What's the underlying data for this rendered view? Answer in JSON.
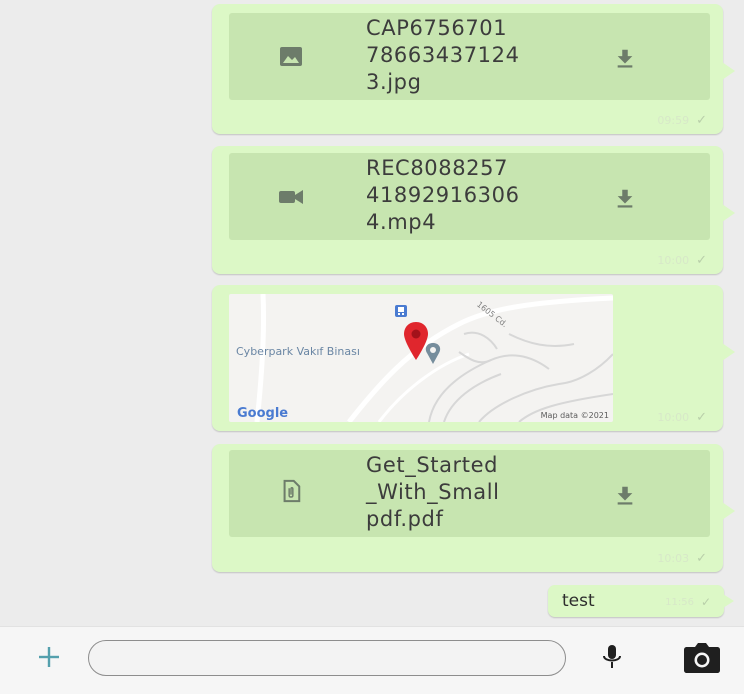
{
  "colors": {
    "chat_background": "#ececec",
    "outgoing_bubble": "#dcf8c6",
    "file_card": "#c7e5b0",
    "icon_gray": "#6d7c6a",
    "accent_plus": "#54a0ad",
    "pin_red": "#e0262d"
  },
  "messages": [
    {
      "type": "file",
      "icon": "image-icon",
      "file_name": "CAP6756701\n78663437124\n3.jpg",
      "time": "09:59",
      "status_icon": "check-icon"
    },
    {
      "type": "file",
      "icon": "video-icon",
      "file_name": "REC8088257\n41892916306\n4.mp4",
      "time": "10:00",
      "status_icon": "check-icon"
    },
    {
      "type": "location",
      "map_place_label": "Cyberpark Vakıf Binası",
      "map_road_label": "1605 Cd.",
      "map_logo": "Google",
      "map_attribution": "Map data ©2021",
      "time": "10:00",
      "status_icon": "check-icon"
    },
    {
      "type": "file",
      "icon": "document-icon",
      "file_name": "Get_Started\n_With_Small\npdf.pdf",
      "time": "10:03",
      "status_icon": "check-icon"
    },
    {
      "type": "text",
      "text": "test",
      "time": "11:56",
      "status_icon": "check-icon"
    }
  ],
  "composer": {
    "input_value": "",
    "input_placeholder": "",
    "attach_icon": "plus-icon",
    "mic_icon": "microphone-icon",
    "camera_icon": "camera-icon"
  }
}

● ● ● ● ● ● ●

WORK TO DO: Reproduce every record word for word. The copy must contain no pictures.

ANSWER FOR THIS EXERCISE:
What's the underlying data for this rendered view? Answer in JSON.
{
  "colors": {
    "chat_background": "#ececec",
    "outgoing_bubble": "#dcf8c6",
    "file_card": "#c7e5b0",
    "icon_gray": "#6d7c6a",
    "accent_plus": "#54a0ad",
    "pin_red": "#e0262d"
  },
  "messages": [
    {
      "type": "file",
      "icon": "image-icon",
      "file_name": "CAP6756701\n78663437124\n3.jpg",
      "time": "09:59",
      "status_icon": "check-icon"
    },
    {
      "type": "file",
      "icon": "video-icon",
      "file_name": "REC8088257\n41892916306\n4.mp4",
      "time": "10:00",
      "status_icon": "check-icon"
    },
    {
      "type": "location",
      "map_place_label": "Cyberpark Vakıf Binası",
      "map_road_label": "1605 Cd.",
      "map_logo": "Google",
      "map_attribution": "Map data ©2021",
      "time": "10:00",
      "status_icon": "check-icon"
    },
    {
      "type": "file",
      "icon": "document-icon",
      "file_name": "Get_Started\n_With_Small\npdf.pdf",
      "time": "10:03",
      "status_icon": "check-icon"
    },
    {
      "type": "text",
      "text": "test",
      "time": "11:56",
      "status_icon": "check-icon"
    }
  ],
  "composer": {
    "input_value": "",
    "input_placeholder": "",
    "attach_icon": "plus-icon",
    "mic_icon": "microphone-icon",
    "camera_icon": "camera-icon"
  }
}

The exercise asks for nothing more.